[Goal of the exercise] Which lines hold the word "hafva"? Copy each of them.
· · · · · · ·
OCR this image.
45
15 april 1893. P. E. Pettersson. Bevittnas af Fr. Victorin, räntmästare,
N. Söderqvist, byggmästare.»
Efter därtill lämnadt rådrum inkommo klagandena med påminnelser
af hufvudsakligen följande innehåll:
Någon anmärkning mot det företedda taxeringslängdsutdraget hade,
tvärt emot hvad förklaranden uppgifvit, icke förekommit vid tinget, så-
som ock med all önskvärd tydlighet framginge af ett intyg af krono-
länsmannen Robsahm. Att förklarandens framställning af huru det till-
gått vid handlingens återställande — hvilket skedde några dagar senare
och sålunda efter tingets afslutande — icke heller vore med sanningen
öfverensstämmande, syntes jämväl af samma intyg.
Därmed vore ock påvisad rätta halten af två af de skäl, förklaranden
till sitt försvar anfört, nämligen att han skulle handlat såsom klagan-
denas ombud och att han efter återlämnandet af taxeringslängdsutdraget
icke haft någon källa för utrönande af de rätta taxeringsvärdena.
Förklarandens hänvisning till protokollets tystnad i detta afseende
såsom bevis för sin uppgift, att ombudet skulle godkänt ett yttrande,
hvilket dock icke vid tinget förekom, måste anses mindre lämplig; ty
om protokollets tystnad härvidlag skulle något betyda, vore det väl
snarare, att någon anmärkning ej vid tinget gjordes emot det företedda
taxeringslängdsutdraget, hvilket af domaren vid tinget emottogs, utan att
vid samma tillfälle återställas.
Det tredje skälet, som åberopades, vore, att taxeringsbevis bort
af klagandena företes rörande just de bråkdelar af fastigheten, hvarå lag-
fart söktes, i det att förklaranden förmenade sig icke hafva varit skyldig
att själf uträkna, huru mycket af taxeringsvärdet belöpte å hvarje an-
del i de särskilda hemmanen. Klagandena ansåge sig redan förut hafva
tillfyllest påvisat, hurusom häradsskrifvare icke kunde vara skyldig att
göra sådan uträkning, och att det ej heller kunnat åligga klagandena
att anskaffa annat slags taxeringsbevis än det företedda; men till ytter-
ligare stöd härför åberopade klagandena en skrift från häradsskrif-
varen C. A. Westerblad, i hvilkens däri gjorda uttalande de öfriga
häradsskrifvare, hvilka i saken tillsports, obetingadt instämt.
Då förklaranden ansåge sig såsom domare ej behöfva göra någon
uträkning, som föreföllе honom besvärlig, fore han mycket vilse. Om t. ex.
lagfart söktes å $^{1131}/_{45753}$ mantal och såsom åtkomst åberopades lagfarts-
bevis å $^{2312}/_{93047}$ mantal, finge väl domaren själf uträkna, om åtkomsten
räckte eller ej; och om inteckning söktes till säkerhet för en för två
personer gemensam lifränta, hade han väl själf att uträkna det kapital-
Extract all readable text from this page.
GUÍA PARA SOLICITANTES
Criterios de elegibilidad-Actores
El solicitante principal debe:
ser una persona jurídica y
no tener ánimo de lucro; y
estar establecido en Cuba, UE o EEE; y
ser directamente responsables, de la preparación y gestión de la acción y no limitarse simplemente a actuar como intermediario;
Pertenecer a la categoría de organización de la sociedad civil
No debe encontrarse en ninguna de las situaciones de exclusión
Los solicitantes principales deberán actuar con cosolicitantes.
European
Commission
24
· · · · · · ·
[Written answer]
fart söktes, i det att förklaranden förmenade sig icke hafva varit skyldig
del i de särskilda hemmanen. Klagandena ansåge sig redan förut hafva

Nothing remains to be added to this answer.